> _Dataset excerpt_
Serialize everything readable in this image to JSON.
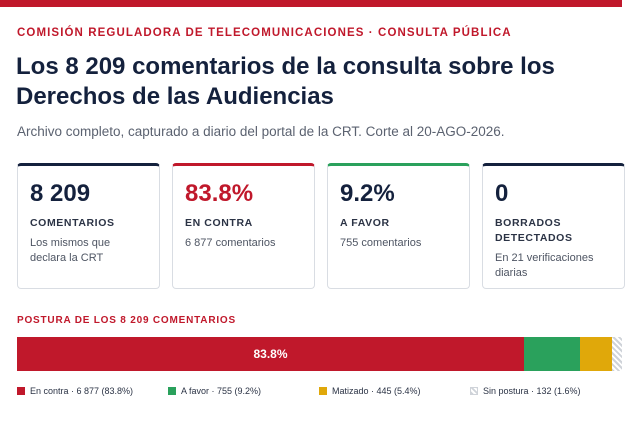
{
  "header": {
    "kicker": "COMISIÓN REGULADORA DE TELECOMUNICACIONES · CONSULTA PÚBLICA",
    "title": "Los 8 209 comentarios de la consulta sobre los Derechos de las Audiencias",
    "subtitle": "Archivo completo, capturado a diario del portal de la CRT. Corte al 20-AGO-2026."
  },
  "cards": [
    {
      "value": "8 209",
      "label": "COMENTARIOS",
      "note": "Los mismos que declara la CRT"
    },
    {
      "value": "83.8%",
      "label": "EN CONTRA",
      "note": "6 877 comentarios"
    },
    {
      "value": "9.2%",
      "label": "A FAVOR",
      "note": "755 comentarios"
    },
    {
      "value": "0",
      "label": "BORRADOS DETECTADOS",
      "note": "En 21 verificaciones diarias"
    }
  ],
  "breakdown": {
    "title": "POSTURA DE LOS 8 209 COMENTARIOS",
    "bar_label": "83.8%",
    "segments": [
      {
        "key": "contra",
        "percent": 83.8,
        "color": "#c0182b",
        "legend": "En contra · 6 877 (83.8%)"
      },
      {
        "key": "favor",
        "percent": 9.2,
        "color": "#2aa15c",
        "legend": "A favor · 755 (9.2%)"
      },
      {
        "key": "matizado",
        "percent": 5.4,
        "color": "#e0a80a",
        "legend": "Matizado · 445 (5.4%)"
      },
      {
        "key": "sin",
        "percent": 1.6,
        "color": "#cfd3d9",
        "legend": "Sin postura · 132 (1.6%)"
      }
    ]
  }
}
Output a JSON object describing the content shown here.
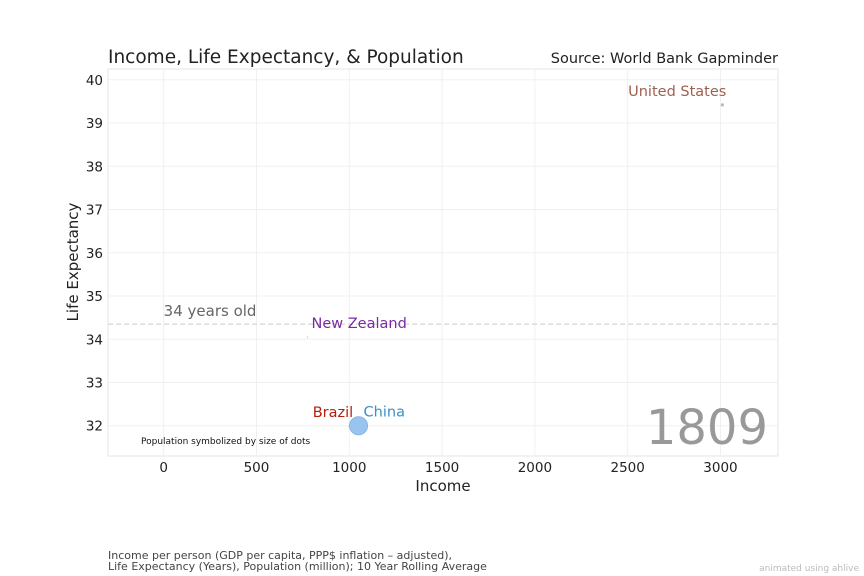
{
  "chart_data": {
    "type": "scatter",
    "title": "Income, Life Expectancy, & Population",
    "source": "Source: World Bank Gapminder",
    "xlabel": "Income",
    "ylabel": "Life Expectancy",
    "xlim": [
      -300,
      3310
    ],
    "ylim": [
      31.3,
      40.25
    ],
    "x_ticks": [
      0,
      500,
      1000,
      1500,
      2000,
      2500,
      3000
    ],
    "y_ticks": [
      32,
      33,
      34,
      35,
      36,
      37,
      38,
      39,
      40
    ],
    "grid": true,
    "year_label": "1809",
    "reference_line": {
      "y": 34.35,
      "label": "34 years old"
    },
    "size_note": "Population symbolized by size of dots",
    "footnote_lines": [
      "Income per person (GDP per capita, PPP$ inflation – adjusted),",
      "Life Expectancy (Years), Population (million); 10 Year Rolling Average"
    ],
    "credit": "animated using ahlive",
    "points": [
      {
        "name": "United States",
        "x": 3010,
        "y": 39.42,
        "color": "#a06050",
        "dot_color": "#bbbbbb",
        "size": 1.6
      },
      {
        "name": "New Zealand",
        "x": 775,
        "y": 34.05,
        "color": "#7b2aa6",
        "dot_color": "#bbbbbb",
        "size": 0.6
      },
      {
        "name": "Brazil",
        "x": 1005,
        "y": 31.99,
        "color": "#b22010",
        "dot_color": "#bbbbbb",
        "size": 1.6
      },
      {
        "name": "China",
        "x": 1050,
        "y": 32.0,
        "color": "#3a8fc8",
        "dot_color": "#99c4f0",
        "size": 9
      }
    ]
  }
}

> _What the task asks_
Strip out the images, then output the records above word for word.

> _Expected answer_
Serialize everything readable in this image to JSON.
{
  "header": {
    "kicker": "COMISIÓN REGULADORA DE TELECOMUNICACIONES · CONSULTA PÚBLICA",
    "title": "Los 8 209 comentarios de la consulta sobre los Derechos de las Audiencias",
    "subtitle": "Archivo completo, capturado a diario del portal de la CRT. Corte al 20-AGO-2026."
  },
  "cards": [
    {
      "value": "8 209",
      "label": "COMENTARIOS",
      "note": "Los mismos que declara la CRT"
    },
    {
      "value": "83.8%",
      "label": "EN CONTRA",
      "note": "6 877 comentarios"
    },
    {
      "value": "9.2%",
      "label": "A FAVOR",
      "note": "755 comentarios"
    },
    {
      "value": "0",
      "label": "BORRADOS DETECTADOS",
      "note": "En 21 verificaciones diarias"
    }
  ],
  "breakdown": {
    "title": "POSTURA DE LOS 8 209 COMENTARIOS",
    "bar_label": "83.8%",
    "segments": [
      {
        "key": "contra",
        "percent": 83.8,
        "color": "#c0182b",
        "legend": "En contra · 6 877 (83.8%)"
      },
      {
        "key": "favor",
        "percent": 9.2,
        "color": "#2aa15c",
        "legend": "A favor · 755 (9.2%)"
      },
      {
        "key": "matizado",
        "percent": 5.4,
        "color": "#e0a80a",
        "legend": "Matizado · 445 (5.4%)"
      },
      {
        "key": "sin",
        "percent": 1.6,
        "color": "#cfd3d9",
        "legend": "Sin postura · 132 (1.6%)"
      }
    ]
  }
}
Output a JSON object describing the content shown here.
{
  "chart_data": {
    "type": "scatter",
    "title": "Income, Life Expectancy, & Population",
    "source": "Source: World Bank Gapminder",
    "xlabel": "Income",
    "ylabel": "Life Expectancy",
    "xlim": [
      -300,
      3310
    ],
    "ylim": [
      31.3,
      40.25
    ],
    "x_ticks": [
      0,
      500,
      1000,
      1500,
      2000,
      2500,
      3000
    ],
    "y_ticks": [
      32,
      33,
      34,
      35,
      36,
      37,
      38,
      39,
      40
    ],
    "grid": true,
    "year_label": "1809",
    "reference_line": {
      "y": 34.35,
      "label": "34 years old"
    },
    "size_note": "Population symbolized by size of dots",
    "footnote_lines": [
      "Income per person (GDP per capita, PPP$ inflation – adjusted),",
      "Life Expectancy (Years), Population (million); 10 Year Rolling Average"
    ],
    "credit": "animated using ahlive",
    "points": [
      {
        "name": "United States",
        "x": 3010,
        "y": 39.42,
        "color": "#a06050",
        "dot_color": "#bbbbbb",
        "size": 1.6
      },
      {
        "name": "New Zealand",
        "x": 775,
        "y": 34.05,
        "color": "#7b2aa6",
        "dot_color": "#bbbbbb",
        "size": 0.6
      },
      {
        "name": "Brazil",
        "x": 1005,
        "y": 31.99,
        "color": "#b22010",
        "dot_color": "#bbbbbb",
        "size": 1.6
      },
      {
        "name": "China",
        "x": 1050,
        "y": 32.0,
        "color": "#3a8fc8",
        "dot_color": "#99c4f0",
        "size": 9
      }
    ]
  }
}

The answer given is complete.